DOCUMENT:
▬▬▬
TL;DR

  1. Is the problem finding a specific value or a boundary?
    • Specific value: Use left <= right.
    • Boundary: Use left < right.
  2. Does mid need to be included as a possible answer?
    • Yes: Use left = mid or right = mid.
    • No: Use left = mid + 1 or right = mid - 1.

Intro

If you’re given a sorted list or they request an algorithm that has TC O(logn), your to-go algorithm should generally be Binary Search. Implementing a binary search is actually easy, but the loop condition and assigning the left and right values might differ from problem to problem. In this post, I tried to understand and explain what to use in which case.


Loop Condition: left < right vs. left <= right

left < right

  • Use this when the termination condition is when the search space is reduced to a single element.
  • After the loop, left will be the index of the result.

Example: Find the minimum element in a rotated sorted array.

  • The loop continues until left == right, and you return nums[left].

left <= right

  • Use this when you want to check all elements in the search space, including the possibility of left == right at some point in the loop.
  • Typically used when the loop checks for equality or an exact match (e.g., finding a target value).

Example: Search for a specific element in a sorted array.
▬▬▬
DATASET EXTRACT:
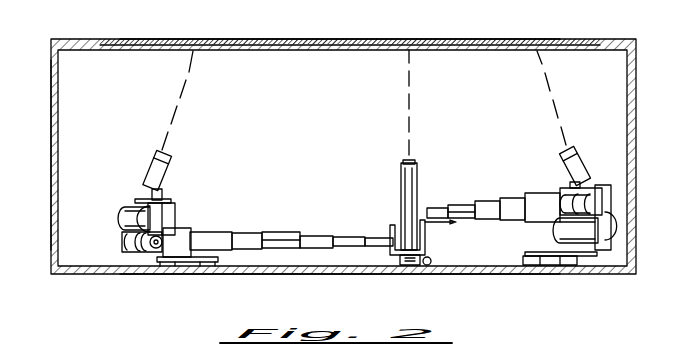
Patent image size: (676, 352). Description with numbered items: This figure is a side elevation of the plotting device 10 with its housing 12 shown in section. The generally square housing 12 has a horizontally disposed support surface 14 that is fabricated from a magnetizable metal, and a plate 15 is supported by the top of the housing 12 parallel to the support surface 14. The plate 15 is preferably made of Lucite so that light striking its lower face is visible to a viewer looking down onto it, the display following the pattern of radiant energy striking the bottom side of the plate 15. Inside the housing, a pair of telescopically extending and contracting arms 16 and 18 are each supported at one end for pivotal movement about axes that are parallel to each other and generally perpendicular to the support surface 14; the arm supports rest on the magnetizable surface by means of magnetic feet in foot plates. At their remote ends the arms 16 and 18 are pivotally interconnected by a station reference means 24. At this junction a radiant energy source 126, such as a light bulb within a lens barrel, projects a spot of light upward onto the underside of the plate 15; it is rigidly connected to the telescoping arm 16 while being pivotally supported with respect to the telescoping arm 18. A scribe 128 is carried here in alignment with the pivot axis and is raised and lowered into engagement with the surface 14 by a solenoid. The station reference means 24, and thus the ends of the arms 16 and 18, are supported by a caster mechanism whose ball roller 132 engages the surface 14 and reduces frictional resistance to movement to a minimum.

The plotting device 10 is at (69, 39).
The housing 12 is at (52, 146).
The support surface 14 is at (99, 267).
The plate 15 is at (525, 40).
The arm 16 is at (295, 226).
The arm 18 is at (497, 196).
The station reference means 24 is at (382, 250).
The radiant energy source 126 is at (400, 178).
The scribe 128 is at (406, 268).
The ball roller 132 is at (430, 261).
▬▬▬
TASK LIST:
1) Answer these about the binary search post:
(a) Which loop condition does the TL;DR say to use when the problem is about a boundary?
(b) Under "left < right", what will left be after the loop?
(c) What example is given for the "left <= right" condition?
2) List every pointer assignment for left or right that the TL;DR of the binary search post gives.
3) Please extend the binary search post, beginning right after its last line.

ANSWERS GIVEN:
1)
(a) left < right
(b) The index of the result.
(c) Searching for a specific element in a sorted array.

2)
- left = mid
- right = mid
- left = mid + 1
- right = mid - 1

3)
  • The loop exits when left > right, meaning the target is not present.

Assignments: left = mid + 1 vs. left = mid

left = mid + 1

  • Use this when you are certain that mid is not the answer and the next possible candidate is to the right of mid.

Example:

  • When the condition specifies the target must be in the right half (e.g., nums[mid] < target in standard binary search).

left = mid

  • Use this when mid could still be the answer.
  • Often used when the problem involves finding a boundary or minimum/maximum.

Example:

  • When looking for the minimum in a rotated array, the mid itself might be the minimum, so you don’t exclude it.

Assignments: right = mid - 1 vs. right = mid

right = mid - 1

  • Use this when you are certain that mid is not the answer, and the next possible candidate is to the left of mid.

Example:

  • When the condition specifies the target must be in the left half (e.g., nums[mid] > target).

right = mid

  • Use this when mid could still be the answer.
  • Common in problems where you need to find the minimum or maximum.

Example:

  • Finding the boundary or the smallest/largest value in a rotated array.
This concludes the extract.